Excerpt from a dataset
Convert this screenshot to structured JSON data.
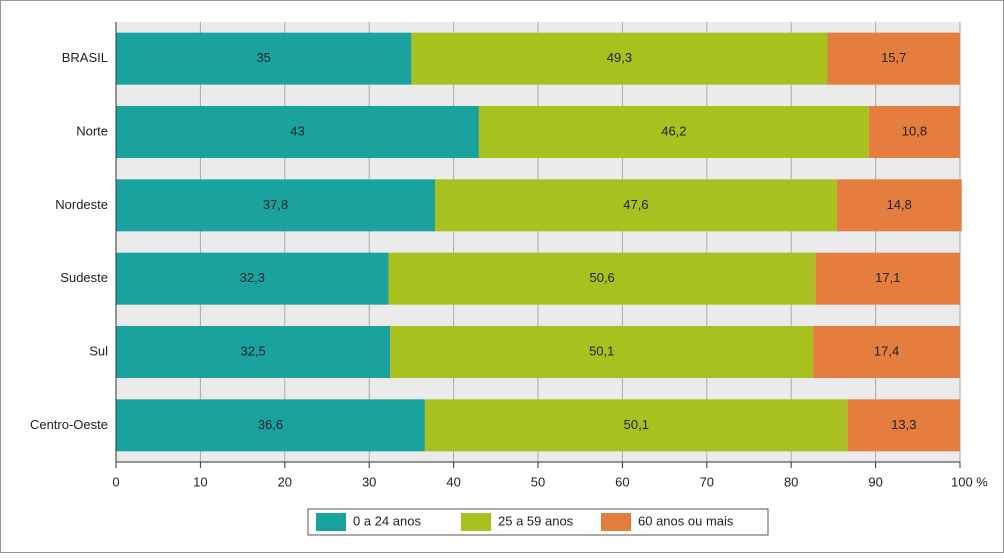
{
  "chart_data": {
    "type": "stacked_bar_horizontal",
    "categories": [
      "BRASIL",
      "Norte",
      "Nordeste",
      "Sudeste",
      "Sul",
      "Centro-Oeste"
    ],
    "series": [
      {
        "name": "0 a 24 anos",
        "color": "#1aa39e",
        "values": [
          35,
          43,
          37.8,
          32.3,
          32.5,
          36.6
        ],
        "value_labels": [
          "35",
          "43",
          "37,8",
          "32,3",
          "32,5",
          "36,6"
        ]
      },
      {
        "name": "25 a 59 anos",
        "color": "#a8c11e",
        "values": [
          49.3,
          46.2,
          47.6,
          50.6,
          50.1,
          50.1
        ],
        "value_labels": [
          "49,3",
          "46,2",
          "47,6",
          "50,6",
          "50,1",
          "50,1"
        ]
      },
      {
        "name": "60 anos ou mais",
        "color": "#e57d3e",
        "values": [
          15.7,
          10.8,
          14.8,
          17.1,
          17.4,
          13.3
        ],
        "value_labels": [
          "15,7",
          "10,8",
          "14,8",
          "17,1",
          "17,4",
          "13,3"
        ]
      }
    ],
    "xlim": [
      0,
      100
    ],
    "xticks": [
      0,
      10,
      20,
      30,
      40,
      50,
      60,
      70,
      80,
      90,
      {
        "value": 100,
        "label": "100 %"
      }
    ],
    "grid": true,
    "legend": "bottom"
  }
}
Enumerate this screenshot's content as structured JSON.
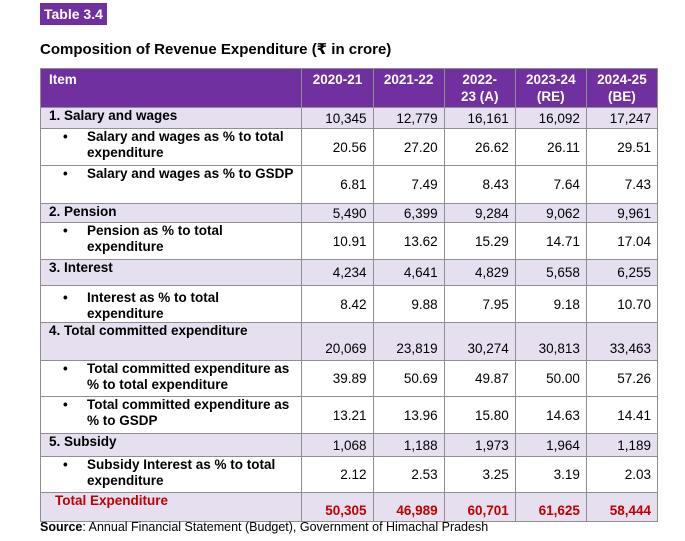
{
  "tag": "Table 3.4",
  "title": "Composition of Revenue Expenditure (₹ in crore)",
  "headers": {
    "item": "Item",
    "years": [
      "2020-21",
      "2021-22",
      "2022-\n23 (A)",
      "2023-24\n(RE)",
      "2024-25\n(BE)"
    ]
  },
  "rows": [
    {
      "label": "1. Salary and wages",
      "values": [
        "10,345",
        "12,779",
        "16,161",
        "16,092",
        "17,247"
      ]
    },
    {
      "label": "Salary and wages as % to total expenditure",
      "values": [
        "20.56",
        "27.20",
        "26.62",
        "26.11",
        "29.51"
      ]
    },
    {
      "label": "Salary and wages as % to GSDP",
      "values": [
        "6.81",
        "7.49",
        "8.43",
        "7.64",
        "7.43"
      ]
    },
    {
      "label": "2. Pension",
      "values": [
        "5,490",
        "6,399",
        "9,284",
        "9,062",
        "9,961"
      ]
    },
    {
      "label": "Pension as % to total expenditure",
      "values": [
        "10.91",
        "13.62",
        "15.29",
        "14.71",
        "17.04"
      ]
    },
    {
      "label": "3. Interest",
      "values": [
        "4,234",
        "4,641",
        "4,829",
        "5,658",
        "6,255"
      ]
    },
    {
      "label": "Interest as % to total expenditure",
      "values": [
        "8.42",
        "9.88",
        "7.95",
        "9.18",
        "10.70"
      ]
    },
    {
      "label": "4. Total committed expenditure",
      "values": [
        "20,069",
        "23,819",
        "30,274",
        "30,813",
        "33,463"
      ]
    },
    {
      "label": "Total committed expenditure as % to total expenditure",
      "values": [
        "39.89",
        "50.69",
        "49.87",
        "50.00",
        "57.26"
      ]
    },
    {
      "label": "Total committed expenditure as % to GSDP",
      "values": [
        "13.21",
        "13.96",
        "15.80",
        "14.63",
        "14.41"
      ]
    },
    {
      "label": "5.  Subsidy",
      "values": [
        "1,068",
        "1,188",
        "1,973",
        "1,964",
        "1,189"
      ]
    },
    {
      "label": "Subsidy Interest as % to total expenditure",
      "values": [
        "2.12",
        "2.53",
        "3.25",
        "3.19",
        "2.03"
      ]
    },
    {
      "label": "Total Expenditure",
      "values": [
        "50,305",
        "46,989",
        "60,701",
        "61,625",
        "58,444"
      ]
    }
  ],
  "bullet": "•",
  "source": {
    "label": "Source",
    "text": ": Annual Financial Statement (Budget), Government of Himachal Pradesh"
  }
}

Job. Print the complete listing exactly as it stands, without its pictures.

Complete response.
Convert this screenshot to structured JSON data.
{
  "chart_data": {
    "type": "stacked_bar_horizontal",
    "categories": [
      "BRASIL",
      "Norte",
      "Nordeste",
      "Sudeste",
      "Sul",
      "Centro-Oeste"
    ],
    "series": [
      {
        "name": "0 a 24 anos",
        "color": "#1aa39e",
        "values": [
          35,
          43,
          37.8,
          32.3,
          32.5,
          36.6
        ],
        "value_labels": [
          "35",
          "43",
          "37,8",
          "32,3",
          "32,5",
          "36,6"
        ]
      },
      {
        "name": "25 a 59 anos",
        "color": "#a8c11e",
        "values": [
          49.3,
          46.2,
          47.6,
          50.6,
          50.1,
          50.1
        ],
        "value_labels": [
          "49,3",
          "46,2",
          "47,6",
          "50,6",
          "50,1",
          "50,1"
        ]
      },
      {
        "name": "60 anos ou mais",
        "color": "#e57d3e",
        "values": [
          15.7,
          10.8,
          14.8,
          17.1,
          17.4,
          13.3
        ],
        "value_labels": [
          "15,7",
          "10,8",
          "14,8",
          "17,1",
          "17,4",
          "13,3"
        ]
      }
    ],
    "xlim": [
      0,
      100
    ],
    "xticks": [
      0,
      10,
      20,
      30,
      40,
      50,
      60,
      70,
      80,
      90,
      {
        "value": 100,
        "label": "100 %"
      }
    ],
    "grid": true,
    "legend": "bottom"
  }
}
Enumerate this screenshot's content as structured JSON.
{
  "tag": "Table 3.4",
  "title": "Composition of Revenue Expenditure (₹ in crore)",
  "headers": {
    "item": "Item",
    "years": [
      "2020-21",
      "2021-22",
      "2022-\n23 (A)",
      "2023-24\n(RE)",
      "2024-25\n(BE)"
    ]
  },
  "rows": [
    {
      "label": "1. Salary and wages",
      "values": [
        "10,345",
        "12,779",
        "16,161",
        "16,092",
        "17,247"
      ]
    },
    {
      "label": "Salary and wages as % to total expenditure",
      "values": [
        "20.56",
        "27.20",
        "26.62",
        "26.11",
        "29.51"
      ]
    },
    {
      "label": "Salary and wages as % to GSDP",
      "values": [
        "6.81",
        "7.49",
        "8.43",
        "7.64",
        "7.43"
      ]
    },
    {
      "label": "2. Pension",
      "values": [
        "5,490",
        "6,399",
        "9,284",
        "9,062",
        "9,961"
      ]
    },
    {
      "label": "Pension as % to total expenditure",
      "values": [
        "10.91",
        "13.62",
        "15.29",
        "14.71",
        "17.04"
      ]
    },
    {
      "label": "3. Interest",
      "values": [
        "4,234",
        "4,641",
        "4,829",
        "5,658",
        "6,255"
      ]
    },
    {
      "label": "Interest as % to total expenditure",
      "values": [
        "8.42",
        "9.88",
        "7.95",
        "9.18",
        "10.70"
      ]
    },
    {
      "label": "4. Total committed expenditure",
      "values": [
        "20,069",
        "23,819",
        "30,274",
        "30,813",
        "33,463"
      ]
    },
    {
      "label": "Total committed expenditure as % to total expenditure",
      "values": [
        "39.89",
        "50.69",
        "49.87",
        "50.00",
        "57.26"
      ]
    },
    {
      "label": "Total committed expenditure as % to GSDP",
      "values": [
        "13.21",
        "13.96",
        "15.80",
        "14.63",
        "14.41"
      ]
    },
    {
      "label": "5.  Subsidy",
      "values": [
        "1,068",
        "1,188",
        "1,973",
        "1,964",
        "1,189"
      ]
    },
    {
      "label": "Subsidy Interest as % to total expenditure",
      "values": [
        "2.12",
        "2.53",
        "3.25",
        "3.19",
        "2.03"
      ]
    },
    {
      "label": "Total Expenditure",
      "values": [
        "50,305",
        "46,989",
        "60,701",
        "61,625",
        "58,444"
      ]
    }
  ],
  "bullet": "•",
  "source": {
    "label": "Source",
    "text": ": Annual Financial Statement (Budget), Government of Himachal Pradesh"
  }
}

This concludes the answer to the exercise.